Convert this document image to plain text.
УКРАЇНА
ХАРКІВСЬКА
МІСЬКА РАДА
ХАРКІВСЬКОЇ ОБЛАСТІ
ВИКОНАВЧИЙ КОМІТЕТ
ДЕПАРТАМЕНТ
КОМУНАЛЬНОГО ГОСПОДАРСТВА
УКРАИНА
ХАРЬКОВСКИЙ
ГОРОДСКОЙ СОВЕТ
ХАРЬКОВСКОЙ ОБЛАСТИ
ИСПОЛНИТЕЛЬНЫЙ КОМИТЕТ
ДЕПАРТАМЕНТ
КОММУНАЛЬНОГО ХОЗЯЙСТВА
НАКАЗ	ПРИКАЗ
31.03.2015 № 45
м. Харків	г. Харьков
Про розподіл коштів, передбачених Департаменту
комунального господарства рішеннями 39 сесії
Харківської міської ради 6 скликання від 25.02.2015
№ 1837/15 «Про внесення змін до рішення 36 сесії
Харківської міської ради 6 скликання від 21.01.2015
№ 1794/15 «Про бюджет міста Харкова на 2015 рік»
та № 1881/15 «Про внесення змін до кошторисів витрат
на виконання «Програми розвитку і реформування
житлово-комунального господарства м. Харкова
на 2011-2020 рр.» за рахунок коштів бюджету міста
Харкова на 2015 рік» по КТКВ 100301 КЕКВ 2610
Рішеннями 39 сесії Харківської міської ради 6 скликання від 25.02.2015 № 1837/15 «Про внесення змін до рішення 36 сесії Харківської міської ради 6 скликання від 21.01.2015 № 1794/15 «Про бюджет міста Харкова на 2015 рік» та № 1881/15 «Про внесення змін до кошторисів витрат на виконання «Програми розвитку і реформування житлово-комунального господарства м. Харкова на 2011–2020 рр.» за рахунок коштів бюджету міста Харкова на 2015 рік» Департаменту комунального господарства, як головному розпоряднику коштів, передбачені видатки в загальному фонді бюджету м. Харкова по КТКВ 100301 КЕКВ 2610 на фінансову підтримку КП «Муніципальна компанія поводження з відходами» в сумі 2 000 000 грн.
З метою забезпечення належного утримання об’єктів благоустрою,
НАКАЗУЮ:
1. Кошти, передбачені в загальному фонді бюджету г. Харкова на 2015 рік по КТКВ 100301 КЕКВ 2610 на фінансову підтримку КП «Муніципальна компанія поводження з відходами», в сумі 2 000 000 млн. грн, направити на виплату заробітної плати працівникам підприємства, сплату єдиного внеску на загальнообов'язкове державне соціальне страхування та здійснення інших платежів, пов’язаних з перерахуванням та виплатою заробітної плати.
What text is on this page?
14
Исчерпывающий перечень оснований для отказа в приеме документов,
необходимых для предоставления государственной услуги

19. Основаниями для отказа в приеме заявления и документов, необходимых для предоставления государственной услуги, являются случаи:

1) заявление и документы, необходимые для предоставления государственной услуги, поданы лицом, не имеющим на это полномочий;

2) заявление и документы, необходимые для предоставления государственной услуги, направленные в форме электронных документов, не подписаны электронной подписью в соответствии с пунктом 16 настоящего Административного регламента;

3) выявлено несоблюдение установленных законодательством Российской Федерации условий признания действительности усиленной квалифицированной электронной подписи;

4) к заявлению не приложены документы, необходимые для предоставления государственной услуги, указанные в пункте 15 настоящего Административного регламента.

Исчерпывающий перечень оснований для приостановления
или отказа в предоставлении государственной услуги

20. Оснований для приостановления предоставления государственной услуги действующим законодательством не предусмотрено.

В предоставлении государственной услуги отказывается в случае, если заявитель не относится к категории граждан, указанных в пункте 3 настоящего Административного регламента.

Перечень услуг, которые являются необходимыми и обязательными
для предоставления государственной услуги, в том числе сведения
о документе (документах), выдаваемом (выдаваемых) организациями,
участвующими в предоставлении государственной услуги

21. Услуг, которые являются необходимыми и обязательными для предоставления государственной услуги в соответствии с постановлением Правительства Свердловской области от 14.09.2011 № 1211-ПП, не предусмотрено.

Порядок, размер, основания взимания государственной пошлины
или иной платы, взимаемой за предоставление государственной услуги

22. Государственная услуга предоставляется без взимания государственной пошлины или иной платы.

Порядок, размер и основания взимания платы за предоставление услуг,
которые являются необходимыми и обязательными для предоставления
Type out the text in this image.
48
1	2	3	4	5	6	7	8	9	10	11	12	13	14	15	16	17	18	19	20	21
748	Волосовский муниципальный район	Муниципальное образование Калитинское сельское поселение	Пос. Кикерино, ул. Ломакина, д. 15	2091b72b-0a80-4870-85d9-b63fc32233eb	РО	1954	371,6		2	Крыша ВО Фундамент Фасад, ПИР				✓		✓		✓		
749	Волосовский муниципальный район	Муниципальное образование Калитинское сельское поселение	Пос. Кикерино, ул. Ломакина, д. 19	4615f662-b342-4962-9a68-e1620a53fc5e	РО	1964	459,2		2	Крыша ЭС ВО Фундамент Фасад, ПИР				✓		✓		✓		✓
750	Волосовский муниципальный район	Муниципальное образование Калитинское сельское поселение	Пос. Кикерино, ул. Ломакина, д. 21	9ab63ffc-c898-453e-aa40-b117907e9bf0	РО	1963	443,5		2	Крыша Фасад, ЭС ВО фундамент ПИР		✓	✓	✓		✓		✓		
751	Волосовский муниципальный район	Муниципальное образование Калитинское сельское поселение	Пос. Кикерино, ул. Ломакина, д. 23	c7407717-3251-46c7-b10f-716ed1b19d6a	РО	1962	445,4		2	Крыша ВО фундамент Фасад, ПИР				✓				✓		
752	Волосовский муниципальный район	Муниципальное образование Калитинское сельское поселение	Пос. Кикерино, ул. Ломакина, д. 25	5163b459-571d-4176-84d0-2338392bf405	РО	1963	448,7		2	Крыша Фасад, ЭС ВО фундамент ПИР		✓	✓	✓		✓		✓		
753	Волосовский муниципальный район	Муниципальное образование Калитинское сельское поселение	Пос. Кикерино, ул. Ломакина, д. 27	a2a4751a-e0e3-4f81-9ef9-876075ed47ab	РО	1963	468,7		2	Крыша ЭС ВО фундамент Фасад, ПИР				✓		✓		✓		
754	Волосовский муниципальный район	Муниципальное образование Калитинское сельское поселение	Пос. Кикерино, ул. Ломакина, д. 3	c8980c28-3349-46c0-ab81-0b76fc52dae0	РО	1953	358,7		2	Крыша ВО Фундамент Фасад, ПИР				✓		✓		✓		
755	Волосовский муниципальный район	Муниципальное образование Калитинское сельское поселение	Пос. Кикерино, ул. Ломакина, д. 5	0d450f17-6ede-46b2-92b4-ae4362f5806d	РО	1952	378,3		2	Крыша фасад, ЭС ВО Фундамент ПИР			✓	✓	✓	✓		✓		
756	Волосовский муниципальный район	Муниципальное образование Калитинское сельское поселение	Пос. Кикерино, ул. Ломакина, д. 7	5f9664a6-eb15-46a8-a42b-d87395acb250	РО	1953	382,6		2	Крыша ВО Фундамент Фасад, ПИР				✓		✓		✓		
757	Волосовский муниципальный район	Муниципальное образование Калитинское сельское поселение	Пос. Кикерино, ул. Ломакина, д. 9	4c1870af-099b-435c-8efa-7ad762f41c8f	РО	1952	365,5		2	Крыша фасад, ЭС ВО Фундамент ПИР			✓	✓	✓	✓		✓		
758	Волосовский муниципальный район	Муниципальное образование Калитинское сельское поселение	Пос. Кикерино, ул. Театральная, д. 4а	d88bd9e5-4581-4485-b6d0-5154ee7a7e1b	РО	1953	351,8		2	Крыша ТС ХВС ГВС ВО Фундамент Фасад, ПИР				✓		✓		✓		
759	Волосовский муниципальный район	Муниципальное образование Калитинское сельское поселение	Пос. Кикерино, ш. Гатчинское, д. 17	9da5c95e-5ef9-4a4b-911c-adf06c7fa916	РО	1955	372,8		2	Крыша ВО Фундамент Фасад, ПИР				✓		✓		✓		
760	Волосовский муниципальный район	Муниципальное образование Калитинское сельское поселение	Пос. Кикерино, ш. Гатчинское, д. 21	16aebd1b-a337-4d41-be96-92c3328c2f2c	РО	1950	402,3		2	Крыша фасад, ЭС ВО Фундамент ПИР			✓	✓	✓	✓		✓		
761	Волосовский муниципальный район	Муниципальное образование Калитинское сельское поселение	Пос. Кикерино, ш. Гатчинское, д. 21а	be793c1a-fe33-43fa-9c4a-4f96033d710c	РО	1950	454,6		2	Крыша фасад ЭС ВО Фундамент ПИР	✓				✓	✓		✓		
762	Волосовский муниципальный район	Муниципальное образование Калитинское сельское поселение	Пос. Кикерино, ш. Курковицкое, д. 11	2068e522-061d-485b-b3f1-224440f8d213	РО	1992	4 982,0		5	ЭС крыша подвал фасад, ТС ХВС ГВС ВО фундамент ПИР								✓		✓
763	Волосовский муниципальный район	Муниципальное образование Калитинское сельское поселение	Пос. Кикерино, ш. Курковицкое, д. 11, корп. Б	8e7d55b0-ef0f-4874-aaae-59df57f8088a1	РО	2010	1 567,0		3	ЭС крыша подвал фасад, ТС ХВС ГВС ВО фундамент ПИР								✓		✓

━━━━━━━━━━━━━━━━

Exercise directions :: Say, as a number only, how many lines of the data contain "фонді".

Solution for this exercise :: 2